DIRECTIONS
Count every line that includes the string "vigeerende" in the entries that follow. Nothing besides the number is needed.

RECORDS FOR THIS TASK
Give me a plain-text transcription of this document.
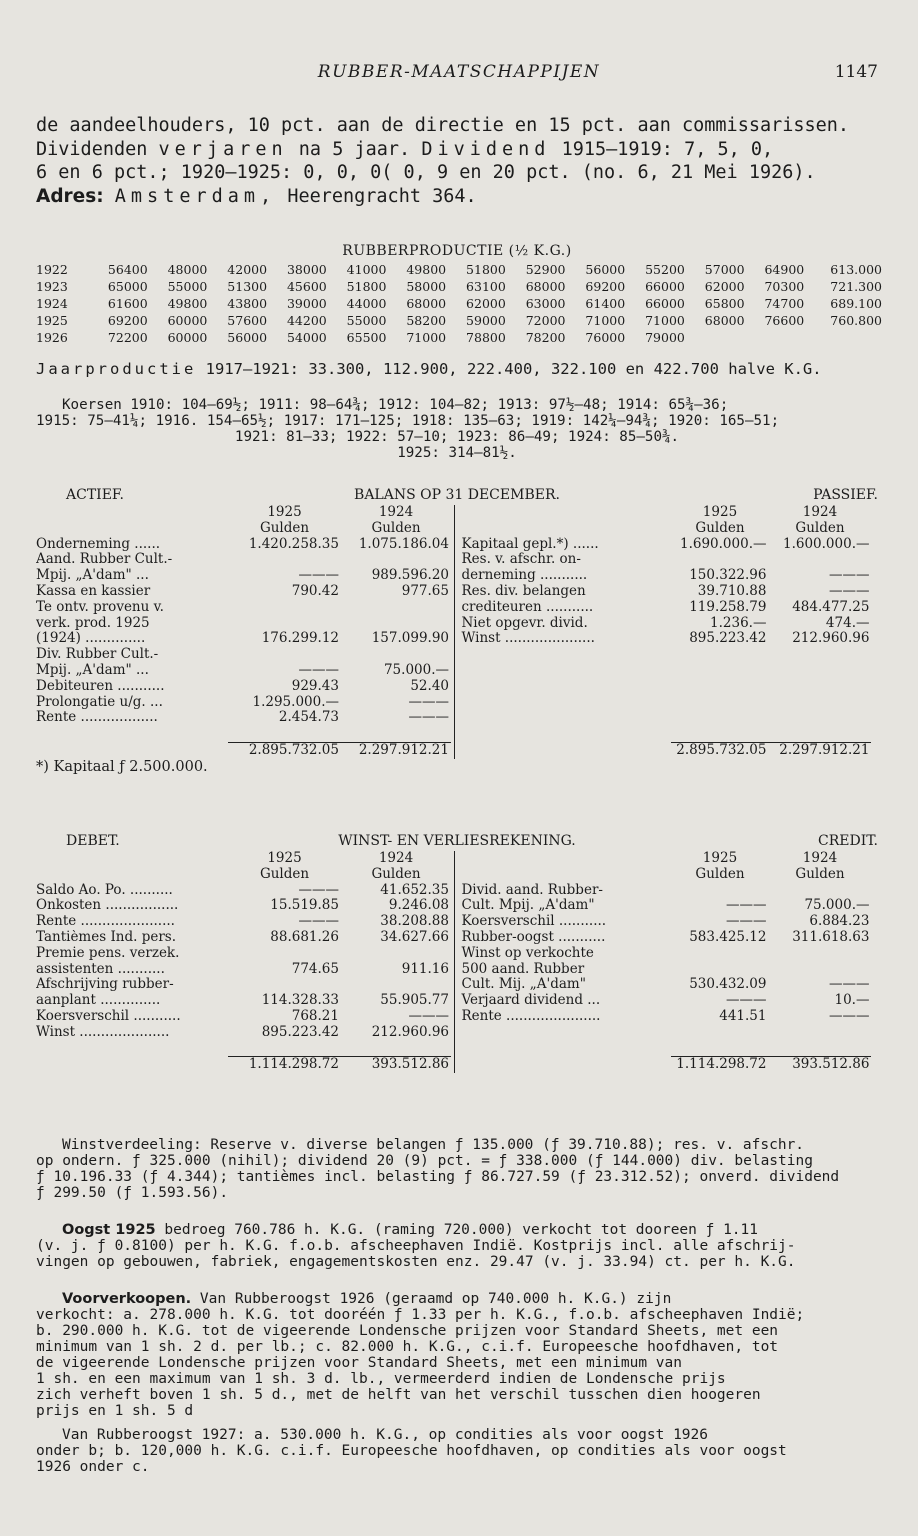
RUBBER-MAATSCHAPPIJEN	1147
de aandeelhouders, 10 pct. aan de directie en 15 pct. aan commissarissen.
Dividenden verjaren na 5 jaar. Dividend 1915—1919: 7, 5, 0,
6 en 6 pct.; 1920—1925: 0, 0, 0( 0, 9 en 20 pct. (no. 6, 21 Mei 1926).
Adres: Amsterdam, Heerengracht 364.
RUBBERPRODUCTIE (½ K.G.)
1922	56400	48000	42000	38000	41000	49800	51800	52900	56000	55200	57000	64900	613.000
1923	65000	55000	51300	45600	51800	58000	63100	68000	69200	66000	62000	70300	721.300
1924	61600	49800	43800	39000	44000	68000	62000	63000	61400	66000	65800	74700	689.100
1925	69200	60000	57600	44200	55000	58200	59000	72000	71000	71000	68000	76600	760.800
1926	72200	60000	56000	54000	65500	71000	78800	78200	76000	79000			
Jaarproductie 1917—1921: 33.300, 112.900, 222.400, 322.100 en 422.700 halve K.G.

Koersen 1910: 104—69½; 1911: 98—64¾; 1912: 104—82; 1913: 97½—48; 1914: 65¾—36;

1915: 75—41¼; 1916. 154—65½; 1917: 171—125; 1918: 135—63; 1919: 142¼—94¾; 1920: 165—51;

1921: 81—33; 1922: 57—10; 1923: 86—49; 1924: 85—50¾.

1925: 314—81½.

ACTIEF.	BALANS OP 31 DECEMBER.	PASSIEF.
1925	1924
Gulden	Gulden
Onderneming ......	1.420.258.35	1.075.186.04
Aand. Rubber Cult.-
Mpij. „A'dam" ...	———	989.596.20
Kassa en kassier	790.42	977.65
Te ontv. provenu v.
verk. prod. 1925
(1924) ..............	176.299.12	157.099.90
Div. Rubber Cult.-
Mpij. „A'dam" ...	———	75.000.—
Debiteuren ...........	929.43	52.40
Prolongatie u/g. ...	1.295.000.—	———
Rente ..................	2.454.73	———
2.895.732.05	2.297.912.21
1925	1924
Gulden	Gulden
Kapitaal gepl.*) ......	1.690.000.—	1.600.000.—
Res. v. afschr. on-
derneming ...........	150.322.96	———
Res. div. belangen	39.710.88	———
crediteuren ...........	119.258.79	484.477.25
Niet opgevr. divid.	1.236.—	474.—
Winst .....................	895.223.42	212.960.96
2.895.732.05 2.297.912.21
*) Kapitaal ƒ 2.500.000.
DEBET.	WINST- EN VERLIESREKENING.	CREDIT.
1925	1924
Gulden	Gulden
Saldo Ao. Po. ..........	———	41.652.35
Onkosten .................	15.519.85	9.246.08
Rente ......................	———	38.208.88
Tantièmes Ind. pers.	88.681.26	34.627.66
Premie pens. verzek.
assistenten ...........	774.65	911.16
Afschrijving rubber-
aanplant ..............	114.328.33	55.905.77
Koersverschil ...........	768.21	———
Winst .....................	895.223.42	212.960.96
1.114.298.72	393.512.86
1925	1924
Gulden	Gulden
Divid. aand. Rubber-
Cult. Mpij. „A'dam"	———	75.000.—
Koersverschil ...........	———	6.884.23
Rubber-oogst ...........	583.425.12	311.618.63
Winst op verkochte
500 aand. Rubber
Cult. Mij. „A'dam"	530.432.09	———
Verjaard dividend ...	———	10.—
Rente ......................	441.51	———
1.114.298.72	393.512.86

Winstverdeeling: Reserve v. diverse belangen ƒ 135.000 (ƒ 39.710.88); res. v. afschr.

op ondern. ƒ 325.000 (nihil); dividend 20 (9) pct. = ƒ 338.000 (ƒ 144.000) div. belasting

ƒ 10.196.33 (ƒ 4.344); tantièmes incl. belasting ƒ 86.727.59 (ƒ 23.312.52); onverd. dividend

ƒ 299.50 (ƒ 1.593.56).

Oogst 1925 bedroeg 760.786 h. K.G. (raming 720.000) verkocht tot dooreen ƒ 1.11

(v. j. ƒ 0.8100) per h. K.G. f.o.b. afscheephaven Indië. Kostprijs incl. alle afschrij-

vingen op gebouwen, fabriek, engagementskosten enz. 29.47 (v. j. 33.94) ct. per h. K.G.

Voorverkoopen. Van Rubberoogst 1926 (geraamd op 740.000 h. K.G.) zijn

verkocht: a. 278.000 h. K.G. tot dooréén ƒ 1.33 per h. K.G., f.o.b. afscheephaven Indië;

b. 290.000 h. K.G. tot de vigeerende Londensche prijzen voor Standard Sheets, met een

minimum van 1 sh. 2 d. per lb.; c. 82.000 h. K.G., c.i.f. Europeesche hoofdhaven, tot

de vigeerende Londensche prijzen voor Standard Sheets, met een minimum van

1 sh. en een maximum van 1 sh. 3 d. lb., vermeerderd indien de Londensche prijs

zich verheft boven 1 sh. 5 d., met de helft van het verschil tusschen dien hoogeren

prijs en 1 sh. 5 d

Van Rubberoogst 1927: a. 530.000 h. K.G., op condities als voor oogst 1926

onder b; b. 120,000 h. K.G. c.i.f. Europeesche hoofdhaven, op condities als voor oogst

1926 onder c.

...

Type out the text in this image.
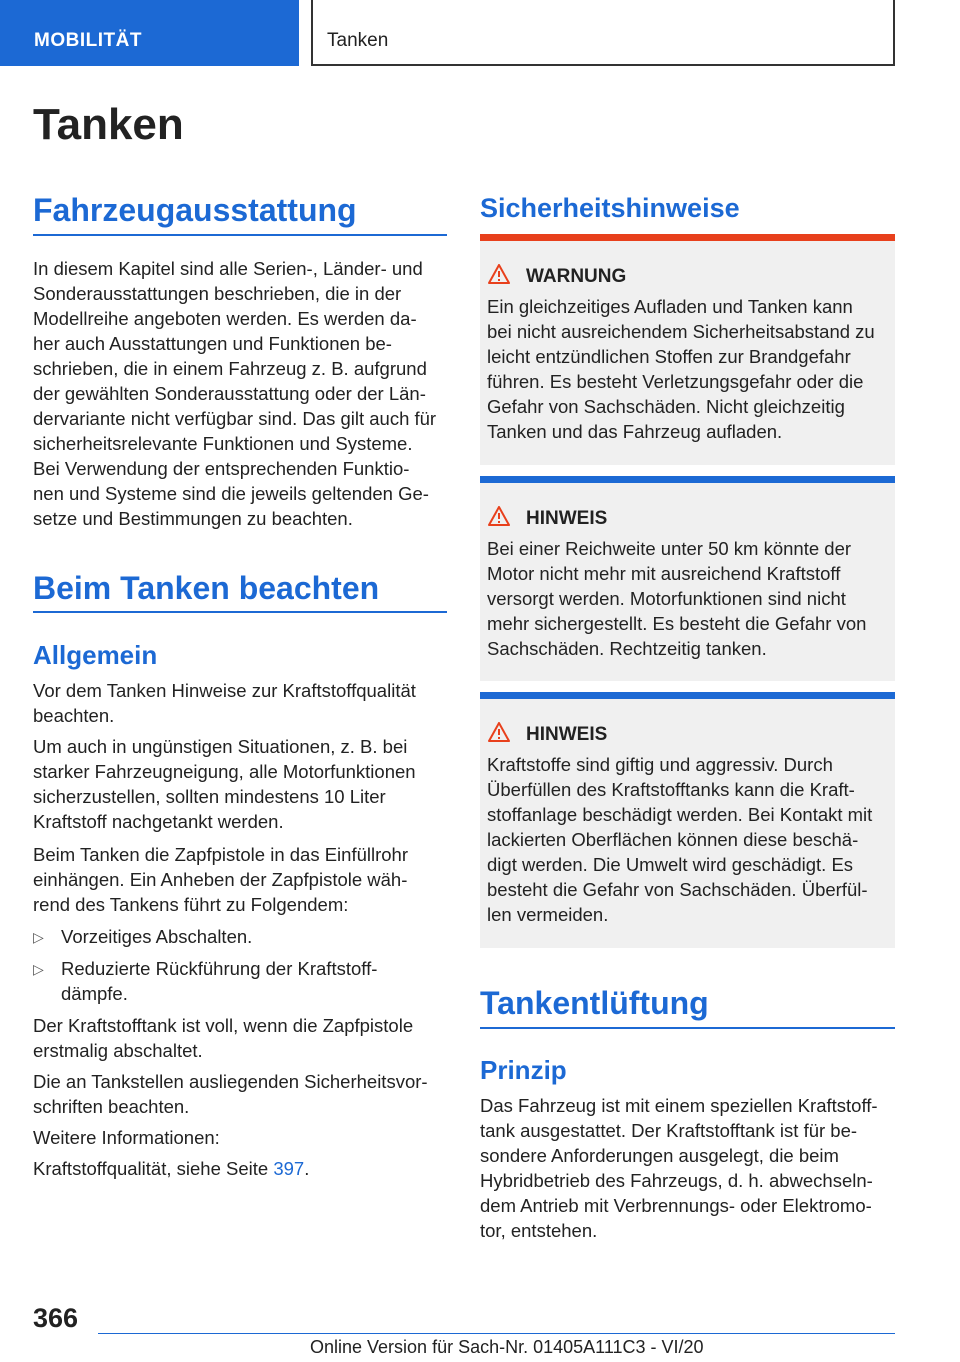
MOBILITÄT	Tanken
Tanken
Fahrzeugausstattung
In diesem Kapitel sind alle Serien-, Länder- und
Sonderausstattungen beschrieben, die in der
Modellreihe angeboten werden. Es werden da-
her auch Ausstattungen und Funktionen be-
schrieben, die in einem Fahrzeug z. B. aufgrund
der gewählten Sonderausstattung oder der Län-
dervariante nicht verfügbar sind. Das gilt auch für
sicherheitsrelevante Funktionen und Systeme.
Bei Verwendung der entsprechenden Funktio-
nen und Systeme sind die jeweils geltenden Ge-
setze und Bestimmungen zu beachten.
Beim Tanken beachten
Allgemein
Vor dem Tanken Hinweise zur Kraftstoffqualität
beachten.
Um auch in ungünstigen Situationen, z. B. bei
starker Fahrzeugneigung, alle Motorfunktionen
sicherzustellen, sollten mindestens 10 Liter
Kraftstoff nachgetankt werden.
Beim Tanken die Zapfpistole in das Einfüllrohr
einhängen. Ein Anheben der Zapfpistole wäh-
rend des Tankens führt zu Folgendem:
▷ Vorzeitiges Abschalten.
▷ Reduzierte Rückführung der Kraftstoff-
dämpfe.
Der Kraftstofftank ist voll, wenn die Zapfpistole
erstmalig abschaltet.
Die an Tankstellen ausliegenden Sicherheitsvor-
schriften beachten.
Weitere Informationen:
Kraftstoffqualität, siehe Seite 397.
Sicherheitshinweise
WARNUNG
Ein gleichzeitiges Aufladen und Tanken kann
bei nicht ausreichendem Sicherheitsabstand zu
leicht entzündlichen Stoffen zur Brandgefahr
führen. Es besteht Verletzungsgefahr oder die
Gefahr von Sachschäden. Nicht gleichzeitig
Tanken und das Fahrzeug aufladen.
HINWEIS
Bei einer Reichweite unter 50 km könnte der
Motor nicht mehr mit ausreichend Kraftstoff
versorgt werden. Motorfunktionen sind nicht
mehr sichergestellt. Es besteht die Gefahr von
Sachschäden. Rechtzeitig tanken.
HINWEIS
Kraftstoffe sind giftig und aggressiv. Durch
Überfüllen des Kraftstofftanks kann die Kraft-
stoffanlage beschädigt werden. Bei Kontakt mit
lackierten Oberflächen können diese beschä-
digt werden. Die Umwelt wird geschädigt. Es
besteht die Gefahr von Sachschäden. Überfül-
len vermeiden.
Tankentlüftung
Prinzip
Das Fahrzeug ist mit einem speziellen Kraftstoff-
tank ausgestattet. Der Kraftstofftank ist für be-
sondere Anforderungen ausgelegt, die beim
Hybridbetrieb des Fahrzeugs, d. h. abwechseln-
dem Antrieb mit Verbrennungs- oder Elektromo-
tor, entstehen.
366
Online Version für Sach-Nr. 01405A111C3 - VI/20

WORKED ANSWER
2